Please give the data below again in full, exactly as it stands.

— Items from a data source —
=-=-=-=-=
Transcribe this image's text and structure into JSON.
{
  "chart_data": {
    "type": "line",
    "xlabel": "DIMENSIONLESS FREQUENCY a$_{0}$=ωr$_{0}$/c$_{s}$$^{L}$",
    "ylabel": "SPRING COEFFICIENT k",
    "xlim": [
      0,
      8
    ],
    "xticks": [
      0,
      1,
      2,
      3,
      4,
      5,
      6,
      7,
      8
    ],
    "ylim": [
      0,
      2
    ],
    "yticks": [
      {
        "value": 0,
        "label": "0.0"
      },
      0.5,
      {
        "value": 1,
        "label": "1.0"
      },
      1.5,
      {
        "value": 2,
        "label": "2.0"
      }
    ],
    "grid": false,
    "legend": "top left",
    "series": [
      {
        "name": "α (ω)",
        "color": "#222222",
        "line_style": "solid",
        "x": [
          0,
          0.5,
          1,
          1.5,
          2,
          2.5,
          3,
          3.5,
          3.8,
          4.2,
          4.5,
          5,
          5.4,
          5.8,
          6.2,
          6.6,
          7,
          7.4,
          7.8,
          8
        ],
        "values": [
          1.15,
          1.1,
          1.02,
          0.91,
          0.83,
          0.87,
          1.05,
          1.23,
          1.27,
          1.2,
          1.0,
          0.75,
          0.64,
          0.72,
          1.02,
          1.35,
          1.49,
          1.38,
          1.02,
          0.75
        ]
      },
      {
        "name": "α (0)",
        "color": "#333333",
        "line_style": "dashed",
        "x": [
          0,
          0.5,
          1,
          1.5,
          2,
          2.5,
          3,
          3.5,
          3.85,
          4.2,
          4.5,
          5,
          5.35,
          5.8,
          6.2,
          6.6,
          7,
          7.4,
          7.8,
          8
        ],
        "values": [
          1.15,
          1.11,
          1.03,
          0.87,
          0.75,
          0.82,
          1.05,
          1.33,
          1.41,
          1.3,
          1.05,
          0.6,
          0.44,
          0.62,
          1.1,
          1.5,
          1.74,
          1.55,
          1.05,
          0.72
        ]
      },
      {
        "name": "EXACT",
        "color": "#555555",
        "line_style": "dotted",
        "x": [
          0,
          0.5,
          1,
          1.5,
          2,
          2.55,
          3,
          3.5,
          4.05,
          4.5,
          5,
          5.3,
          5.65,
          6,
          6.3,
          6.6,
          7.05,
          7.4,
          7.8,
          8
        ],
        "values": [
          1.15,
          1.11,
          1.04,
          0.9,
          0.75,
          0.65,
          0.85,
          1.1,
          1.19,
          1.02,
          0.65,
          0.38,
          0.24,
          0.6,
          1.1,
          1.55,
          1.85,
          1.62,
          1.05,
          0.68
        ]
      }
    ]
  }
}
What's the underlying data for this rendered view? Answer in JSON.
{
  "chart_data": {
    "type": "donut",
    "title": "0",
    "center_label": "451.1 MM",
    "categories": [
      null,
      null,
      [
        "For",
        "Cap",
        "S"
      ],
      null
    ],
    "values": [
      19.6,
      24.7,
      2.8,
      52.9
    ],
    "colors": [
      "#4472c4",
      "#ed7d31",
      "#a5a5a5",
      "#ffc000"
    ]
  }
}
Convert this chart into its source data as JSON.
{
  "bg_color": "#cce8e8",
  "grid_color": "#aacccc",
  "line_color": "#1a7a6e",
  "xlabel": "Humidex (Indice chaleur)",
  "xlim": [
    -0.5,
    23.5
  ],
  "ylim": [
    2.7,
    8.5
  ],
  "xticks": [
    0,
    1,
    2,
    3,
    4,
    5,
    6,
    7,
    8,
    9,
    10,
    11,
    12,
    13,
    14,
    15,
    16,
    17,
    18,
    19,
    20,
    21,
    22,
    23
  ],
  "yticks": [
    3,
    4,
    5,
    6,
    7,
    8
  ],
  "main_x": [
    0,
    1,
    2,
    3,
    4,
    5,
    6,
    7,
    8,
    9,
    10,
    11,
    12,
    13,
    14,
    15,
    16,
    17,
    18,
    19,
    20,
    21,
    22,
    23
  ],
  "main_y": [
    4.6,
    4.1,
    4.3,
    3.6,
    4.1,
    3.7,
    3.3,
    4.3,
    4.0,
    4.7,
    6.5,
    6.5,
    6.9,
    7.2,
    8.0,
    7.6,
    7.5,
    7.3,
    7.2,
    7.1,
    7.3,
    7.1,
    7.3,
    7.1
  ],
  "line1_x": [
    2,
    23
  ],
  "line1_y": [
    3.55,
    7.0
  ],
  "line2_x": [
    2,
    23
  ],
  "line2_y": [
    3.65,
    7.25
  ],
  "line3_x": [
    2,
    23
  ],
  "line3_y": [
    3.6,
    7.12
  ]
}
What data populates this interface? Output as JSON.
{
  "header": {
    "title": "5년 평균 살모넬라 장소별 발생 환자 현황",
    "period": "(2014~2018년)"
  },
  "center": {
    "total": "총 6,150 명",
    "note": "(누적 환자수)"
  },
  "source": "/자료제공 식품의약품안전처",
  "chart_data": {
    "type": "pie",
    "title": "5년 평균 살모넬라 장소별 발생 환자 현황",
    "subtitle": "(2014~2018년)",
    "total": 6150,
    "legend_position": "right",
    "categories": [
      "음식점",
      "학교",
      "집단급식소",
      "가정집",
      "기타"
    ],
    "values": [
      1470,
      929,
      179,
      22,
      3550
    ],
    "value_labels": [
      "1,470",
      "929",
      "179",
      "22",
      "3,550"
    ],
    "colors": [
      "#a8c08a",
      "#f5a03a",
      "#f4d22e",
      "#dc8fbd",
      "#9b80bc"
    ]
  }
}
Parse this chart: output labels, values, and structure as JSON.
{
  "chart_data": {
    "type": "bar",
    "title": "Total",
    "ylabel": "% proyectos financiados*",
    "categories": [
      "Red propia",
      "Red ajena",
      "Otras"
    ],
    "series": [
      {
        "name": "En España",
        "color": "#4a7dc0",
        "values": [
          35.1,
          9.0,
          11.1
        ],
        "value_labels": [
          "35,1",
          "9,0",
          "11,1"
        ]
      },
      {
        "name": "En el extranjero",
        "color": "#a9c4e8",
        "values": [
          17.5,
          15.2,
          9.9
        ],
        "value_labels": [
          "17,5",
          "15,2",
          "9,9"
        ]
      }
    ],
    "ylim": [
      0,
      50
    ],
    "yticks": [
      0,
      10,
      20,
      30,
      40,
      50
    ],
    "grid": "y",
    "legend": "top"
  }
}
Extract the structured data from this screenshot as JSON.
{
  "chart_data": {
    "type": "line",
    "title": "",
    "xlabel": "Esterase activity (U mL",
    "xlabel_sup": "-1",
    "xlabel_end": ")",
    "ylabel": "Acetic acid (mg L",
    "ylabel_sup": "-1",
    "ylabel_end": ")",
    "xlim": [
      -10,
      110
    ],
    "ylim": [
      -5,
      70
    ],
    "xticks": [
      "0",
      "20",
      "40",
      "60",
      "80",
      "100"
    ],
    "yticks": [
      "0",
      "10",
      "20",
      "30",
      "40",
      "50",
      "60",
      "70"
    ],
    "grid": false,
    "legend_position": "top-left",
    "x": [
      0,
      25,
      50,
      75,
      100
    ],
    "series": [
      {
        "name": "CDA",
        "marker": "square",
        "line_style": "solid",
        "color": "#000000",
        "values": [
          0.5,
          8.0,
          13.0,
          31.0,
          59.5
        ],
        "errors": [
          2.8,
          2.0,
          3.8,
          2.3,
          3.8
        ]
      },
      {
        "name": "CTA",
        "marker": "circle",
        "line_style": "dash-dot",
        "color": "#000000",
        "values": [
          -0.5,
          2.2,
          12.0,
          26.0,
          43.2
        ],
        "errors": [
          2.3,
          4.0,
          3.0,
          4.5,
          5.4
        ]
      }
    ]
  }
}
=-=-=-=-=
— COMPLETE ANSWER —
Transcribe this image's text and structure into JSON.
{
  "chart_data": {
    "type": "line",
    "xlabel": "DIMENSIONLESS FREQUENCY a$_{0}$=ωr$_{0}$/c$_{s}$$^{L}$",
    "ylabel": "SPRING COEFFICIENT k",
    "xlim": [
      0,
      8
    ],
    "xticks": [
      0,
      1,
      2,
      3,
      4,
      5,
      6,
      7,
      8
    ],
    "ylim": [
      0,
      2
    ],
    "yticks": [
      {
        "value": 0,
        "label": "0.0"
      },
      0.5,
      {
        "value": 1,
        "label": "1.0"
      },
      1.5,
      {
        "value": 2,
        "label": "2.0"
      }
    ],
    "grid": false,
    "legend": "top left",
    "series": [
      {
        "name": "α (ω)",
        "color": "#222222",
        "line_style": "solid",
        "x": [
          0,
          0.5,
          1,
          1.5,
          2,
          2.5,
          3,
          3.5,
          3.8,
          4.2,
          4.5,
          5,
          5.4,
          5.8,
          6.2,
          6.6,
          7,
          7.4,
          7.8,
          8
        ],
        "values": [
          1.15,
          1.1,
          1.02,
          0.91,
          0.83,
          0.87,
          1.05,
          1.23,
          1.27,
          1.2,
          1.0,
          0.75,
          0.64,
          0.72,
          1.02,
          1.35,
          1.49,
          1.38,
          1.02,
          0.75
        ]
      },
      {
        "name": "α (0)",
        "color": "#333333",
        "line_style": "dashed",
        "x": [
          0,
          0.5,
          1,
          1.5,
          2,
          2.5,
          3,
          3.5,
          3.85,
          4.2,
          4.5,
          5,
          5.35,
          5.8,
          6.2,
          6.6,
          7,
          7.4,
          7.8,
          8
        ],
        "values": [
          1.15,
          1.11,
          1.03,
          0.87,
          0.75,
          0.82,
          1.05,
          1.33,
          1.41,
          1.3,
          1.05,
          0.6,
          0.44,
          0.62,
          1.1,
          1.5,
          1.74,
          1.55,
          1.05,
          0.72
        ]
      },
      {
        "name": "EXACT",
        "color": "#555555",
        "line_style": "dotted",
        "x": [
          0,
          0.5,
          1,
          1.5,
          2,
          2.55,
          3,
          3.5,
          4.05,
          4.5,
          5,
          5.3,
          5.65,
          6,
          6.3,
          6.6,
          7.05,
          7.4,
          7.8,
          8
        ],
        "values": [
          1.15,
          1.11,
          1.04,
          0.9,
          0.75,
          0.65,
          0.85,
          1.1,
          1.19,
          1.02,
          0.65,
          0.38,
          0.24,
          0.6,
          1.1,
          1.55,
          1.85,
          1.62,
          1.05,
          0.68
        ]
      }
    ]
  }
}
What's the underlying data for this rendered view? Answer in JSON.
{
  "chart_data": {
    "type": "donut",
    "title": "0",
    "center_label": "451.1 MM",
    "categories": [
      null,
      null,
      [
        "For",
        "Cap",
        "S"
      ],
      null
    ],
    "values": [
      19.6,
      24.7,
      2.8,
      52.9
    ],
    "colors": [
      "#4472c4",
      "#ed7d31",
      "#a5a5a5",
      "#ffc000"
    ]
  }
}
Convert this chart into its source data as JSON.
{
  "bg_color": "#cce8e8",
  "grid_color": "#aacccc",
  "line_color": "#1a7a6e",
  "xlabel": "Humidex (Indice chaleur)",
  "xlim": [
    -0.5,
    23.5
  ],
  "ylim": [
    2.7,
    8.5
  ],
  "xticks": [
    0,
    1,
    2,
    3,
    4,
    5,
    6,
    7,
    8,
    9,
    10,
    11,
    12,
    13,
    14,
    15,
    16,
    17,
    18,
    19,
    20,
    21,
    22,
    23
  ],
  "yticks": [
    3,
    4,
    5,
    6,
    7,
    8
  ],
  "main_x": [
    0,
    1,
    2,
    3,
    4,
    5,
    6,
    7,
    8,
    9,
    10,
    11,
    12,
    13,
    14,
    15,
    16,
    17,
    18,
    19,
    20,
    21,
    22,
    23
  ],
  "main_y": [
    4.6,
    4.1,
    4.3,
    3.6,
    4.1,
    3.7,
    3.3,
    4.3,
    4.0,
    4.7,
    6.5,
    6.5,
    6.9,
    7.2,
    8.0,
    7.6,
    7.5,
    7.3,
    7.2,
    7.1,
    7.3,
    7.1,
    7.3,
    7.1
  ],
  "line1_x": [
    2,
    23
  ],
  "line1_y": [
    3.55,
    7.0
  ],
  "line2_x": [
    2,
    23
  ],
  "line2_y": [
    3.65,
    7.25
  ],
  "line3_x": [
    2,
    23
  ],
  "line3_y": [
    3.6,
    7.12
  ]
}
What data populates this interface? Output as JSON.
{
  "header": {
    "title": "5년 평균 살모넬라 장소별 발생 환자 현황",
    "period": "(2014~2018년)"
  },
  "center": {
    "total": "총 6,150 명",
    "note": "(누적 환자수)"
  },
  "source": "/자료제공 식품의약품안전처",
  "chart_data": {
    "type": "pie",
    "title": "5년 평균 살모넬라 장소별 발생 환자 현황",
    "subtitle": "(2014~2018년)",
    "total": 6150,
    "legend_position": "right",
    "categories": [
      "음식점",
      "학교",
      "집단급식소",
      "가정집",
      "기타"
    ],
    "values": [
      1470,
      929,
      179,
      22,
      3550
    ],
    "value_labels": [
      "1,470",
      "929",
      "179",
      "22",
      "3,550"
    ],
    "colors": [
      "#a8c08a",
      "#f5a03a",
      "#f4d22e",
      "#dc8fbd",
      "#9b80bc"
    ]
  }
}
Parse this chart: output labels, values, and structure as JSON.
{
  "chart_data": {
    "type": "bar",
    "title": "Total",
    "ylabel": "% proyectos financiados*",
    "categories": [
      "Red propia",
      "Red ajena",
      "Otras"
    ],
    "series": [
      {
        "name": "En España",
        "color": "#4a7dc0",
        "values": [
          35.1,
          9.0,
          11.1
        ],
        "value_labels": [
          "35,1",
          "9,0",
          "11,1"
        ]
      },
      {
        "name": "En el extranjero",
        "color": "#a9c4e8",
        "values": [
          17.5,
          15.2,
          9.9
        ],
        "value_labels": [
          "17,5",
          "15,2",
          "9,9"
        ]
      }
    ],
    "ylim": [
      0,
      50
    ],
    "yticks": [
      0,
      10,
      20,
      30,
      40,
      50
    ],
    "grid": "y",
    "legend": "top"
  }
}
Extract the structured data from this screenshot as JSON.
{
  "chart_data": {
    "type": "line",
    "title": "",
    "xlabel": "Esterase activity (U mL",
    "xlabel_sup": "-1",
    "xlabel_end": ")",
    "ylabel": "Acetic acid (mg L",
    "ylabel_sup": "-1",
    "ylabel_end": ")",
    "xlim": [
      -10,
      110
    ],
    "ylim": [
      -5,
      70
    ],
    "xticks": [
      "0",
      "20",
      "40",
      "60",
      "80",
      "100"
    ],
    "yticks": [
      "0",
      "10",
      "20",
      "30",
      "40",
      "50",
      "60",
      "70"
    ],
    "grid": false,
    "legend_position": "top-left",
    "x": [
      0,
      25,
      50,
      75,
      100
    ],
    "series": [
      {
        "name": "CDA",
        "marker": "square",
        "line_style": "solid",
        "color": "#000000",
        "values": [
          0.5,
          8.0,
          13.0,
          31.0,
          59.5
        ],
        "errors": [
          2.8,
          2.0,
          3.8,
          2.3,
          3.8
        ]
      },
      {
        "name": "CTA",
        "marker": "circle",
        "line_style": "dash-dot",
        "color": "#000000",
        "values": [
          -0.5,
          2.2,
          12.0,
          26.0,
          43.2
        ],
        "errors": [
          2.3,
          4.0,
          3.0,
          4.5,
          5.4
        ]
      }
    ]
  }
}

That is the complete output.